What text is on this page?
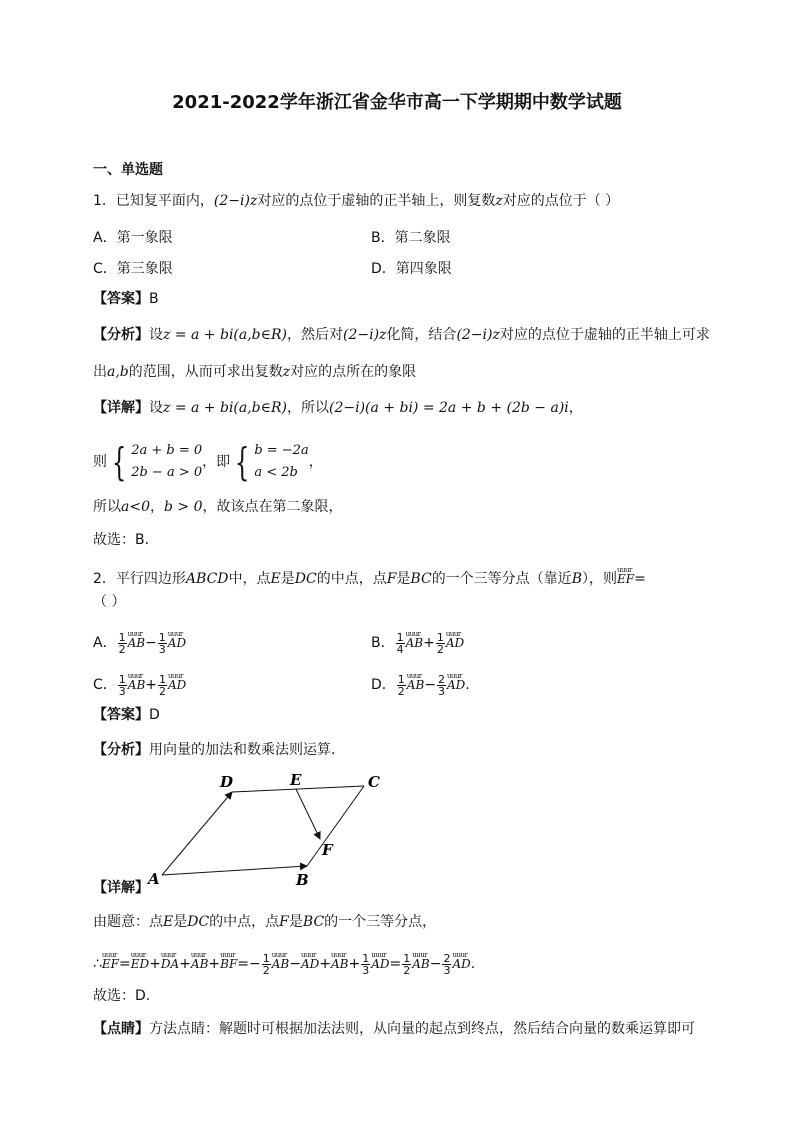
2021-2022学年浙江省金华市高一下学期期中数学试题
一、单选题
1．已知复平面内，(2−i)z对应的点位于虚轴的正半轴上，则复数z对应的点位于（ ）
A．第一象限	B．第二象限
C．第三象限	D．第四象限
【答案】B
【分析】设z = a + bi(a,b∈R)，然后对(2−i)z化简，结合(2−i)z对应的点位于虚轴的正半轴上可求
出a,b的范围，从而可求出复数z对应的点所在的象限
【详解】设z = a + bi(a,b∈R)，所以(2−i)(a + bi) = 2a + b + (2b − a)i，
则 { 2a + b = 0
2b − a > 0
，即 { b = −2a
a < 2b
，
所以a<0，b > 0，故该点在第二象限，
故选：B．
2．平行四边形ABCD中，点E是DC的中点，点F是BC的一个三等分点（靠近B），则uuur EF=
（ ）
A． $\frac{1}{2}$ uuur $AB- \frac{1}{3}$ uuur AD	B． $\frac{1}{4}$ uuur $AB+ \frac{1}{2}$ uuur AD
C． $\frac{1}{3}$ uuur $AB+ \frac{1}{2}$ uuur AD	D． $\frac{1}{2}$ uuur $AB- \frac{2}{3}$ uuur AD.
【答案】D
【分析】用向量的加法和数乘法则运算.
A	B
C
D	E
F
【详解】
由题意：点E是DC的中点，点F是BC的一个三等分点，
∴uuur EF=uuur ED+uuur DA+uuur AB+uuur $BF=- \frac{1}{2}$ uuur AB−uuur AD+uuur $AB+ \frac{1}{3}$ uuur $AD= \frac{1}{2}$ uuur $AB- \frac{2}{3}$ uuur AD.
故选：D.
【点睛】方法点睛：解题时可根据加法法则，从向量的起点到终点，然后结合向量的数乘运算即可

■ ■ ■ ■

Give the number of lines in the listing above that contain "点E是DC的中点", and nothing else.

2